DATA ENTRIES:

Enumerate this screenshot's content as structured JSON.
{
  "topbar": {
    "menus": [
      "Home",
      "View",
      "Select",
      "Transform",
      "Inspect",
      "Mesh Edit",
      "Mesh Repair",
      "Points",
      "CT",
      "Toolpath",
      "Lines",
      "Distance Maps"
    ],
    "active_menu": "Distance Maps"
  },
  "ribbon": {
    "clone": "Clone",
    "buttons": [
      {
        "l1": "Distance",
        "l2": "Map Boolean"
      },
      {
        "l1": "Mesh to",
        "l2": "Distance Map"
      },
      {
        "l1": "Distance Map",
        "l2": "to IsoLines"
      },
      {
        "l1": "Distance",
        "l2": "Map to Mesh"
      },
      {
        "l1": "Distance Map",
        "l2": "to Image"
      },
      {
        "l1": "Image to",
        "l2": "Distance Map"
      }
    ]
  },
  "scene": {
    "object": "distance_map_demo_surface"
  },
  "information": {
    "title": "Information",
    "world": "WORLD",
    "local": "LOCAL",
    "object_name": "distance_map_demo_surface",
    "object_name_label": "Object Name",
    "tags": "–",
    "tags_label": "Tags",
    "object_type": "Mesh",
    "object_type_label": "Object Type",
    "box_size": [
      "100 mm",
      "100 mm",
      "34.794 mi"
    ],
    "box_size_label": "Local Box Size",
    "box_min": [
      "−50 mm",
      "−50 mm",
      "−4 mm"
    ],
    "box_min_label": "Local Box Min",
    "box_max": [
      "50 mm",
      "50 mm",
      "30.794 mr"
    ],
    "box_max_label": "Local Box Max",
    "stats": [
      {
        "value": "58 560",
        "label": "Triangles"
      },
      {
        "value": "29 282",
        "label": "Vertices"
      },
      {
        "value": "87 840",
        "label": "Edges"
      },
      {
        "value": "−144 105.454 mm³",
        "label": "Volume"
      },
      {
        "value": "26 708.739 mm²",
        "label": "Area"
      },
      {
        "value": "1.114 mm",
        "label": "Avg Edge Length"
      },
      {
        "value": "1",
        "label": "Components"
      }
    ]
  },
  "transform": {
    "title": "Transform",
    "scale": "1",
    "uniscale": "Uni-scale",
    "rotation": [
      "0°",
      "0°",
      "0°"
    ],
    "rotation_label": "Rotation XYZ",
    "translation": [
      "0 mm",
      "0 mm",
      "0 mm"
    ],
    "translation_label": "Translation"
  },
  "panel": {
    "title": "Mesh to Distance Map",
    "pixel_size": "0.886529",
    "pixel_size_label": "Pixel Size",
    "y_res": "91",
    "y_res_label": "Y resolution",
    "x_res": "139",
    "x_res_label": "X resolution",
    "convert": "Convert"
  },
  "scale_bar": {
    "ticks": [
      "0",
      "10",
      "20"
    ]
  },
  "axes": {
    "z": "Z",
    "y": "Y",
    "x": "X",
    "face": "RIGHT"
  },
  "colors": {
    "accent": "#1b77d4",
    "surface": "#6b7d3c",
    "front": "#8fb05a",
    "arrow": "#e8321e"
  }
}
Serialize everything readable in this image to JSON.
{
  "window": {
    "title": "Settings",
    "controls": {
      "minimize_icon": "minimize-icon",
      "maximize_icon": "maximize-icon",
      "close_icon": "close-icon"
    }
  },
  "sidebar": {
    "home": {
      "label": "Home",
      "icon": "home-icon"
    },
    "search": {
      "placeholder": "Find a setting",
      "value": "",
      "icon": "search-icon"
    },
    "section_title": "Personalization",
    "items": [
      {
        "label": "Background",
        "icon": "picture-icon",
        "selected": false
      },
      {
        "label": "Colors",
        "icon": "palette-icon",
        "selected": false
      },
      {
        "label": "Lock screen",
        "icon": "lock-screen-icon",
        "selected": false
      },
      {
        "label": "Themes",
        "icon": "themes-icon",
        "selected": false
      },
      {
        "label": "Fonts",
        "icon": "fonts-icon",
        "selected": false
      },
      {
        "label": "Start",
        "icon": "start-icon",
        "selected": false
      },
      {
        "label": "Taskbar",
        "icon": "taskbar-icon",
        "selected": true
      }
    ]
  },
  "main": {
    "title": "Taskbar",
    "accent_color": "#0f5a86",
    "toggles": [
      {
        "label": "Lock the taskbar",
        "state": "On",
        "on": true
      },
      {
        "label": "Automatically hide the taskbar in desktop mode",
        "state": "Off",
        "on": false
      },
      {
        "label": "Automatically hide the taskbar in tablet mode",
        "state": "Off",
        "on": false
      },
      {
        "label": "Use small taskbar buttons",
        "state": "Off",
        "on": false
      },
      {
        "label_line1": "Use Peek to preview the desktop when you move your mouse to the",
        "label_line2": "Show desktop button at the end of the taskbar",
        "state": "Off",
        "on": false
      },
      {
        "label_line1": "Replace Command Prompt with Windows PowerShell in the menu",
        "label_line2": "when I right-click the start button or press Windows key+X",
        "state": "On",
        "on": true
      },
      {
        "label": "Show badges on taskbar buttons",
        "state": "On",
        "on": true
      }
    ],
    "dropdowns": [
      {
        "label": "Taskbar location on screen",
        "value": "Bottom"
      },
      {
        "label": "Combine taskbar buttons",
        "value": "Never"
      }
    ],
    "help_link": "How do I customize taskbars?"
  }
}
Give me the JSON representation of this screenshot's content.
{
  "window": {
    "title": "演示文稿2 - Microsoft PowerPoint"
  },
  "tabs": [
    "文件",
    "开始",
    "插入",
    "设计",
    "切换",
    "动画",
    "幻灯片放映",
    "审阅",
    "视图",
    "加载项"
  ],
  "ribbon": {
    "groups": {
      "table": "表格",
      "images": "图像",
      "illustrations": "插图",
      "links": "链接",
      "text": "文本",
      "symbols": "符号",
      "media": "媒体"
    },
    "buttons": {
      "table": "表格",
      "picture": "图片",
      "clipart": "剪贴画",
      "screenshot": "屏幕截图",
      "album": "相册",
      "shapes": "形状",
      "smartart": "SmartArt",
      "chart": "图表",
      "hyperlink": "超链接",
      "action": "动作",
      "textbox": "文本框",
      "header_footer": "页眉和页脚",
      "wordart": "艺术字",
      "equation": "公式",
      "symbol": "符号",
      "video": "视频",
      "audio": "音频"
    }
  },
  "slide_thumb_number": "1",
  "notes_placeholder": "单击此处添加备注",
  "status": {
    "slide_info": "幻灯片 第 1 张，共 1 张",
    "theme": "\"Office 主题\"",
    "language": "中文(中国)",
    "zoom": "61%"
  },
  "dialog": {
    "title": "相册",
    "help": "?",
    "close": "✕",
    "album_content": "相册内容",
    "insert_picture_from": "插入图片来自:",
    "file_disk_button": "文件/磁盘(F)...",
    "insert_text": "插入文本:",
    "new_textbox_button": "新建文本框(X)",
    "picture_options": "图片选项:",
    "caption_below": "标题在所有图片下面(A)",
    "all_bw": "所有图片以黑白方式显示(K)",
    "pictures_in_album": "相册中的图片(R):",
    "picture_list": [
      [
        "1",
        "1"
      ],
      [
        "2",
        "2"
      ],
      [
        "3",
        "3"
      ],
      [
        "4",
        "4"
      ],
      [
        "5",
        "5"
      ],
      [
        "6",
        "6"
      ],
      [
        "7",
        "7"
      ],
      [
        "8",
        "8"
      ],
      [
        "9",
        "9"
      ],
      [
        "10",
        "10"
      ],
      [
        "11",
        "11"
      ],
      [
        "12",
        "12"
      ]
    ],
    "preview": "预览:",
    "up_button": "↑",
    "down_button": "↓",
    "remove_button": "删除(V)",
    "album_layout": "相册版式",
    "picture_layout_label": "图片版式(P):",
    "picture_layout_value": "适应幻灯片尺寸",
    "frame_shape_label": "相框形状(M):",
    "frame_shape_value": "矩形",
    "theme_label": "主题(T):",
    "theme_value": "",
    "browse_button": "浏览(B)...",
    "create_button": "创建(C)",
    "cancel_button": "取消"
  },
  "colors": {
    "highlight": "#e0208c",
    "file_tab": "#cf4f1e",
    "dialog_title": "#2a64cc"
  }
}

WHAT NEEDS TO BE DONE: From the entries, report each line that includes the word "Windows".

SOLUTION FOR THIS EXERCISE:
        "label_line1": "Replace Command Prompt with Windows PowerShell in the menu",
        "label_line2": "when I right-click the start button or press Windows key+X",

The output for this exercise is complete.